Copy the rows below from the first one through the line containing "mean-point xyxy=(1291,823,1308,840)", inclusive, changing every "mean-point" to "average-point" and leaving all other text the same.

-- -- --

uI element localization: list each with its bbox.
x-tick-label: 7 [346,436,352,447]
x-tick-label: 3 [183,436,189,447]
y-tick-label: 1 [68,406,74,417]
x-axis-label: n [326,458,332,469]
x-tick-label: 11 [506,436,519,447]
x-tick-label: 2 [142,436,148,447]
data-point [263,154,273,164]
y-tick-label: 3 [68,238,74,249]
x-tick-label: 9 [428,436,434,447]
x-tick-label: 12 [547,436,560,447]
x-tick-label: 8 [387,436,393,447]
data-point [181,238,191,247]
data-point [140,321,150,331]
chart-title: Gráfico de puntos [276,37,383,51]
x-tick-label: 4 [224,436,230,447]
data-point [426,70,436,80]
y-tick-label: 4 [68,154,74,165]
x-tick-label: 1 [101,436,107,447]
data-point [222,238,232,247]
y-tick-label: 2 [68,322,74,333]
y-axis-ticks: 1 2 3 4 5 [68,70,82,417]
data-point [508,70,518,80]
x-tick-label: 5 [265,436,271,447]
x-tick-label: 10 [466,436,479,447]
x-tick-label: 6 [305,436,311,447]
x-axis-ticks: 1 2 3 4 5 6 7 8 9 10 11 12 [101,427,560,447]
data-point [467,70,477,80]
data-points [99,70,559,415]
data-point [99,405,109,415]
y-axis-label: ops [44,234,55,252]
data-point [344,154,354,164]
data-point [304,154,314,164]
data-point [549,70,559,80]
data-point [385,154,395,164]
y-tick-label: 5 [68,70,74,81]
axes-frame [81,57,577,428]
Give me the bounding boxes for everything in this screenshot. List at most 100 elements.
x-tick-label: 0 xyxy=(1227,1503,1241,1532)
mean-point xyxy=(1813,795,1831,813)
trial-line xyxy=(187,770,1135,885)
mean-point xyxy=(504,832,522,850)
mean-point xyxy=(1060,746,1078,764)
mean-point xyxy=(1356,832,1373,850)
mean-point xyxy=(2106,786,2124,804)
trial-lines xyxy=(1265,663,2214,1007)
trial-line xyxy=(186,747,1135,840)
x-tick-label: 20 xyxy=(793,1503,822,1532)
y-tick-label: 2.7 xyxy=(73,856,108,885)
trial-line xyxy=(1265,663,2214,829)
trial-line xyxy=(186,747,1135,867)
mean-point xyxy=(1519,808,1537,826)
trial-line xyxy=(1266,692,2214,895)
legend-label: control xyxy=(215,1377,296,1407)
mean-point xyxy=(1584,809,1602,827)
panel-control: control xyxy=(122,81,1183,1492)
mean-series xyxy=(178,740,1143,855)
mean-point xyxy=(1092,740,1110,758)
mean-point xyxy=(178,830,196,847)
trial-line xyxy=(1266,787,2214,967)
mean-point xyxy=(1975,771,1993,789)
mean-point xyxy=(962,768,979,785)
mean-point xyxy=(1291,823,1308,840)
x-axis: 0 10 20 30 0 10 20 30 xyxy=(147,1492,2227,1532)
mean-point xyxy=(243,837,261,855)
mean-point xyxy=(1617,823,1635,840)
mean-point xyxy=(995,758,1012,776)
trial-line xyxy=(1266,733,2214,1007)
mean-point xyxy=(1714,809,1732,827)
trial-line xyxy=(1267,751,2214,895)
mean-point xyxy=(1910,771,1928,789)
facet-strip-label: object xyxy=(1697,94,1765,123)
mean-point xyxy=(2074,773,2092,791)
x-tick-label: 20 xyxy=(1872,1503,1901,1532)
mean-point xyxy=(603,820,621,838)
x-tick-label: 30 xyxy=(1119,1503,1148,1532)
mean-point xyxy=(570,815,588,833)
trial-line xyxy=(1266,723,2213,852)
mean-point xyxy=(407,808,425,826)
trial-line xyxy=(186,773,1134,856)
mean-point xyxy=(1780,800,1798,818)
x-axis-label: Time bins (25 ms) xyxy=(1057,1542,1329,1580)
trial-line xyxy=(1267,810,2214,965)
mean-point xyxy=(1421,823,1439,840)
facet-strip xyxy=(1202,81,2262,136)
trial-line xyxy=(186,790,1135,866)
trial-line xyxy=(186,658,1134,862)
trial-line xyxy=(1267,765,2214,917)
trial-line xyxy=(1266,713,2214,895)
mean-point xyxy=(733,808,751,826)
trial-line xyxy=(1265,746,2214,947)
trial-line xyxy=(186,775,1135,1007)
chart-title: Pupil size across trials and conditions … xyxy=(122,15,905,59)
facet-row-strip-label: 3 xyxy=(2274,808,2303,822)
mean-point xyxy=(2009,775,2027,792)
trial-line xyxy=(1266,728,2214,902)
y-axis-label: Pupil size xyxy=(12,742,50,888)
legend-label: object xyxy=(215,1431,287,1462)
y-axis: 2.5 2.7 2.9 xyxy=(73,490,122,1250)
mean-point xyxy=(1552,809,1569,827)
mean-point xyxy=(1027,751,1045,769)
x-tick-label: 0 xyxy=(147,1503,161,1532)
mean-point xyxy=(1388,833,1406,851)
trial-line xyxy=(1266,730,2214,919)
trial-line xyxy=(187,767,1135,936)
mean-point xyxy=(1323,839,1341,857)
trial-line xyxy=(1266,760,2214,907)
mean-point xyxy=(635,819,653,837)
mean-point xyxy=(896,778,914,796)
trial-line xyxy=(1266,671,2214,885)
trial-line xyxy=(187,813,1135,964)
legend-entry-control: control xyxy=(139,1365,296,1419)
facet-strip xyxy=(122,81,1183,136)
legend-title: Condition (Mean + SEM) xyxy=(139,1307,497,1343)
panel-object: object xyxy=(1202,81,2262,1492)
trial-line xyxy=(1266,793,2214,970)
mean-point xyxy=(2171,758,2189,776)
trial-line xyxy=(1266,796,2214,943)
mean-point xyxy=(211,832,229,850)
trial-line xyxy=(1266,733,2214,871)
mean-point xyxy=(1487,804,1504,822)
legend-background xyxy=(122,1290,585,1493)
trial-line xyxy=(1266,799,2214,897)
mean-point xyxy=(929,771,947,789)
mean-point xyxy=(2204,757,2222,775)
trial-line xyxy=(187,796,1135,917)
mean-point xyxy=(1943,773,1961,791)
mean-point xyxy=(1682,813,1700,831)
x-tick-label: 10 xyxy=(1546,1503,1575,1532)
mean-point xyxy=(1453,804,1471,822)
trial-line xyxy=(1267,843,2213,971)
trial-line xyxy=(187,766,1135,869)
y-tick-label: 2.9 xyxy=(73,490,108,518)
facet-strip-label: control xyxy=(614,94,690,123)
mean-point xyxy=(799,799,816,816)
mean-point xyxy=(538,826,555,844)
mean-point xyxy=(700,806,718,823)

-- -- --

> [TASK OUTPUT]
uI element localization: list each with its bbox.
x-tick-label: 7 [346,436,352,447]
x-tick-label: 3 [183,436,189,447]
y-tick-label: 1 [68,406,74,417]
x-axis-label: n [326,458,332,469]
x-tick-label: 11 [506,436,519,447]
x-tick-label: 2 [142,436,148,447]
data-point [263,154,273,164]
y-tick-label: 3 [68,238,74,249]
x-tick-label: 9 [428,436,434,447]
x-tick-label: 12 [547,436,560,447]
x-tick-label: 8 [387,436,393,447]
data-point [181,238,191,247]
data-point [140,321,150,331]
chart-title: Gráfico de puntos [276,37,383,51]
x-tick-label: 4 [224,436,230,447]
data-point [426,70,436,80]
y-tick-label: 4 [68,154,74,165]
x-tick-label: 1 [101,436,107,447]
data-point [222,238,232,247]
y-tick-label: 2 [68,322,74,333]
y-axis-ticks: 1 2 3 4 5 [68,70,82,417]
data-point [508,70,518,80]
x-tick-label: 5 [265,436,271,447]
x-tick-label: 10 [466,436,479,447]
x-tick-label: 6 [305,436,311,447]
x-axis-ticks: 1 2 3 4 5 6 7 8 9 10 11 12 [101,427,560,447]
data-point [467,70,477,80]
data-points [99,70,559,415]
data-point [99,405,109,415]
y-axis-label: ops [44,234,55,252]
data-point [344,154,354,164]
data-point [304,154,314,164]
data-point [549,70,559,80]
data-point [385,154,395,164]
y-tick-label: 5 [68,70,74,81]
axes-frame [81,57,577,428]
Give me the bounding boxes for everything in this screenshot. List at most 100 elements.
x-tick-label: 0 xyxy=(1227,1503,1241,1532)
average-point xyxy=(1813,795,1831,813)
trial-line xyxy=(187,770,1135,885)
average-point xyxy=(504,832,522,850)
average-point xyxy=(1060,746,1078,764)
average-point xyxy=(1356,832,1373,850)
average-point xyxy=(2106,786,2124,804)
trial-lines xyxy=(1265,663,2214,1007)
trial-line xyxy=(186,747,1135,840)
x-tick-label: 20 xyxy=(793,1503,822,1532)
y-tick-label: 2.7 xyxy=(73,856,108,885)
trial-line xyxy=(1265,663,2214,829)
trial-line xyxy=(186,747,1135,867)
average-point xyxy=(1519,808,1537,826)
trial-line xyxy=(1266,692,2214,895)
legend-label: control xyxy=(215,1377,296,1407)
average-point xyxy=(1584,809,1602,827)
panel-control: control xyxy=(122,81,1183,1492)
mean-series xyxy=(178,740,1143,855)
average-point xyxy=(1092,740,1110,758)
average-point xyxy=(178,830,196,847)
trial-line xyxy=(1266,787,2214,967)
average-point xyxy=(1975,771,1993,789)
average-point xyxy=(962,768,979,785)
average-point xyxy=(1291,823,1308,840)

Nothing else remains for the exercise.